• Required work: Transcribe all records exactly.
*-*-*
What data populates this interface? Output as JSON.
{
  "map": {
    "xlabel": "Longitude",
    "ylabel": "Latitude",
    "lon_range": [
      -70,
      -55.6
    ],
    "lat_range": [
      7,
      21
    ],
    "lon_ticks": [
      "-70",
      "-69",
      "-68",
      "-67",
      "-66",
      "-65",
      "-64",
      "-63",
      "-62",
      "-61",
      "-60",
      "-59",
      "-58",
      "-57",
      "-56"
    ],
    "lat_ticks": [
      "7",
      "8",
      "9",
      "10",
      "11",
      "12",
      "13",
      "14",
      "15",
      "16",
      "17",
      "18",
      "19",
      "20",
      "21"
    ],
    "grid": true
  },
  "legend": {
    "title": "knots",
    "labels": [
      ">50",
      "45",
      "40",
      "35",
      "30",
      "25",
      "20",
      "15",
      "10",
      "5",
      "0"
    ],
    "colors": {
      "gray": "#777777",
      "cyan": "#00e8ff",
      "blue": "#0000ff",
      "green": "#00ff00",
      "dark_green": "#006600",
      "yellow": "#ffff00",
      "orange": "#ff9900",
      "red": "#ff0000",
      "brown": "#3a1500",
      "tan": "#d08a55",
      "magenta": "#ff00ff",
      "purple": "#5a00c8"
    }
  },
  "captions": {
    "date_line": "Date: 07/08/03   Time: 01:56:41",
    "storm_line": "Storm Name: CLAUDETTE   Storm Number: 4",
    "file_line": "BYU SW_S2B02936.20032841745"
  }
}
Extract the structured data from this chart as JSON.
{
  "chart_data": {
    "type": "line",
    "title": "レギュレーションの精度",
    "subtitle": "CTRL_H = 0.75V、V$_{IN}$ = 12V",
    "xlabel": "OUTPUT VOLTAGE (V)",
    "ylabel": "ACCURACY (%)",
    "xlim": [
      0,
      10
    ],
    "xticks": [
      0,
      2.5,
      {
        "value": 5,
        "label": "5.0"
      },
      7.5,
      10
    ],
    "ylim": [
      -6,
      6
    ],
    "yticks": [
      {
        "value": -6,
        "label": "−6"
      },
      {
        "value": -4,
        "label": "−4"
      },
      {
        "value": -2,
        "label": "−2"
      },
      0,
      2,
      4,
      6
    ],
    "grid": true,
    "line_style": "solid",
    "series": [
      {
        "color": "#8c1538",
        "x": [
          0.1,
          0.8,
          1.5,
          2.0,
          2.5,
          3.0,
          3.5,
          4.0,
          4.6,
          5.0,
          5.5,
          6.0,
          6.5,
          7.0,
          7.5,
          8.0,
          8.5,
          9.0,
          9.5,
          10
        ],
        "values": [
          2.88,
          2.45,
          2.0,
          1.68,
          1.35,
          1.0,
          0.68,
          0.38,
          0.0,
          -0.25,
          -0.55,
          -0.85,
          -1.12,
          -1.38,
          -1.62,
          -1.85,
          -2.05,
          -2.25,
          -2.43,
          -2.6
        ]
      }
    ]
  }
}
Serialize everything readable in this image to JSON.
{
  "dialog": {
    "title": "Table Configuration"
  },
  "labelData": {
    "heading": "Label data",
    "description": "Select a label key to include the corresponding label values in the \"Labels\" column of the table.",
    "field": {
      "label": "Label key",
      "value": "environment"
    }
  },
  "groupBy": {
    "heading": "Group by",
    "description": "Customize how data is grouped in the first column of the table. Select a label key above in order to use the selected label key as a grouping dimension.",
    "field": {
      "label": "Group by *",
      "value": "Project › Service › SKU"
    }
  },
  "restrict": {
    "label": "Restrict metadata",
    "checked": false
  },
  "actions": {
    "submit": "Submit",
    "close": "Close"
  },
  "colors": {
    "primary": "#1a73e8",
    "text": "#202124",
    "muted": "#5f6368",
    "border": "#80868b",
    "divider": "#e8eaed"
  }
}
*-*-*
• Answer for this exercise:
What data populates this interface? Output as JSON.
{
  "map": {
    "xlabel": "Longitude",
    "ylabel": "Latitude",
    "lon_range": [
      -70,
      -55.6
    ],
    "lat_range": [
      7,
      21
    ],
    "lon_ticks": [
      "-70",
      "-69",
      "-68",
      "-67",
      "-66",
      "-65",
      "-64",
      "-63",
      "-62",
      "-61",
      "-60",
      "-59",
      "-58",
      "-57",
      "-56"
    ],
    "lat_ticks": [
      "7",
      "8",
      "9",
      "10",
      "11",
      "12",
      "13",
      "14",
      "15",
      "16",
      "17",
      "18",
      "19",
      "20",
      "21"
    ],
    "grid": true
  },
  "legend": {
    "title": "knots",
    "labels": [
      ">50",
      "45",
      "40",
      "35",
      "30",
      "25",
      "20",
      "15",
      "10",
      "5",
      "0"
    ],
    "colors": {
      "gray": "#777777",
      "cyan": "#00e8ff",
      "blue": "#0000ff",
      "green": "#00ff00",
      "dark_green": "#006600",
      "yellow": "#ffff00",
      "orange": "#ff9900",
      "red": "#ff0000",
      "brown": "#3a1500",
      "tan": "#d08a55",
      "magenta": "#ff00ff",
      "purple": "#5a00c8"
    }
  },
  "captions": {
    "date_line": "Date: 07/08/03   Time: 01:56:41",
    "storm_line": "Storm Name: CLAUDETTE   Storm Number: 4",
    "file_line": "BYU SW_S2B02936.20032841745"
  }
}
Extract the structured data from this chart as JSON.
{
  "chart_data": {
    "type": "line",
    "title": "レギュレーションの精度",
    "subtitle": "CTRL_H = 0.75V、V$_{IN}$ = 12V",
    "xlabel": "OUTPUT VOLTAGE (V)",
    "ylabel": "ACCURACY (%)",
    "xlim": [
      0,
      10
    ],
    "xticks": [
      0,
      2.5,
      {
        "value": 5,
        "label": "5.0"
      },
      7.5,
      10
    ],
    "ylim": [
      -6,
      6
    ],
    "yticks": [
      {
        "value": -6,
        "label": "−6"
      },
      {
        "value": -4,
        "label": "−4"
      },
      {
        "value": -2,
        "label": "−2"
      },
      0,
      2,
      4,
      6
    ],
    "grid": true,
    "line_style": "solid",
    "series": [
      {
        "color": "#8c1538",
        "x": [
          0.1,
          0.8,
          1.5,
          2.0,
          2.5,
          3.0,
          3.5,
          4.0,
          4.6,
          5.0,
          5.5,
          6.0,
          6.5,
          7.0,
          7.5,
          8.0,
          8.5,
          9.0,
          9.5,
          10
        ],
        "values": [
          2.88,
          2.45,
          2.0,
          1.68,
          1.35,
          1.0,
          0.68,
          0.38,
          0.0,
          -0.25,
          -0.55,
          -0.85,
          -1.12,
          -1.38,
          -1.62,
          -1.85,
          -2.05,
          -2.25,
          -2.43,
          -2.6
        ]
      }
    ]
  }
}
Serialize everything readable in this image to JSON.
{
  "dialog": {
    "title": "Table Configuration"
  },
  "labelData": {
    "heading": "Label data",
    "description": "Select a label key to include the corresponding label values in the \"Labels\" column of the table.",
    "field": {
      "label": "Label key",
      "value": "environment"
    }
  },
  "groupBy": {
    "heading": "Group by",
    "description": "Customize how data is grouped in the first column of the table. Select a label key above in order to use the selected label key as a grouping dimension.",
    "field": {
      "label": "Group by *",
      "value": "Project › Service › SKU"
    }
  },
  "restrict": {
    "label": "Restrict metadata",
    "checked": false
  },
  "actions": {
    "submit": "Submit",
    "close": "Close"
  },
  "colors": {
    "primary": "#1a73e8",
    "text": "#202124",
    "muted": "#5f6368",
    "border": "#80868b",
    "divider": "#e8eaed"
  }
}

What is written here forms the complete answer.